--- PROBLEM ---
Pull out all lines from the listing below in which the word "subtitle" appears.

Stored data entries
"""

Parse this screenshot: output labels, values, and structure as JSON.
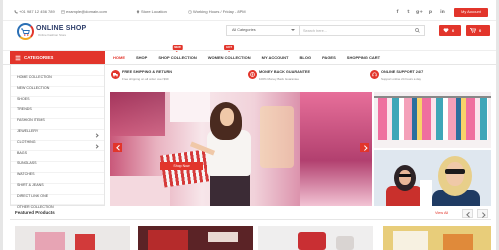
{
  "theme": {
    "accent": "#e2352b",
    "text": "#333333"
  },
  "topbar": {
    "phone": "+01 987 12 456 789",
    "email": "example@domain.com",
    "location": "Store Location",
    "hours": "Working Hours / Friday - 8PM",
    "social": [
      {
        "icon": "facebook-icon",
        "glyph": "f"
      },
      {
        "icon": "twitter-icon",
        "glyph": "t"
      },
      {
        "icon": "google-plus-icon",
        "glyph": "g+"
      },
      {
        "icon": "pinterest-icon",
        "glyph": "p"
      },
      {
        "icon": "linkedin-icon",
        "glyph": "in"
      }
    ],
    "account_label": "My Account"
  },
  "header": {
    "logo": {
      "title": "ONLINE SHOP",
      "tagline": "Online Fashion Store"
    },
    "search": {
      "category": "All Categories",
      "placeholder": "Search here..."
    },
    "wishlist_count": "0",
    "cart_count": "0"
  },
  "nav": {
    "categories_label": "CATEGORIES",
    "items": [
      {
        "label": "HOME",
        "active": true
      },
      {
        "label": "SHOP"
      },
      {
        "label": "SHOP COLLECTION",
        "badge": "NEW"
      },
      {
        "label": "WOMEN COLLECTION",
        "badge": "HOT"
      },
      {
        "label": "MY ACCOUNT"
      },
      {
        "label": "BLOG"
      },
      {
        "label": "PAGES"
      },
      {
        "label": "SHOPPING CART"
      }
    ]
  },
  "sidebar": {
    "categories": [
      "HOME COLLECTION",
      "NEW COLLECTION",
      "SHOES",
      "TRENDS",
      "FASHION ITEMS",
      "JEWELLERY",
      "CLOTHING",
      "BAGS",
      "SUNGLASS",
      "WATCHES",
      "SHIRT & JEANS",
      "DIRECT LINK ONE",
      "OTHER COLLECTION"
    ]
  },
  "features": [
    {
      "icon": "truck-icon",
      "title": "FREE SHIPPING & RETURN",
      "subtitle": "Free shipping on all order over $99"
    },
    {
      "icon": "money-back-icon",
      "title": "MONEY BACK GUARANTEE",
      "subtitle": "100% Money Back Guarantee"
    },
    {
      "icon": "support-icon",
      "title": "ONLINE SUPPORT 24/7",
      "subtitle": "Support online 24 hours a day"
    }
  ],
  "slider": {
    "cta_label": "Shop Now"
  },
  "featured": {
    "title": "Featured Products",
    "view_all": "View All"
  }
}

"""

--- SOLVED PROBLEM ---
      "subtitle": "Free shipping on all order over $99"
      "subtitle": "100% Money Back Guarantee"
      "subtitle": "Support online 24 hours a day"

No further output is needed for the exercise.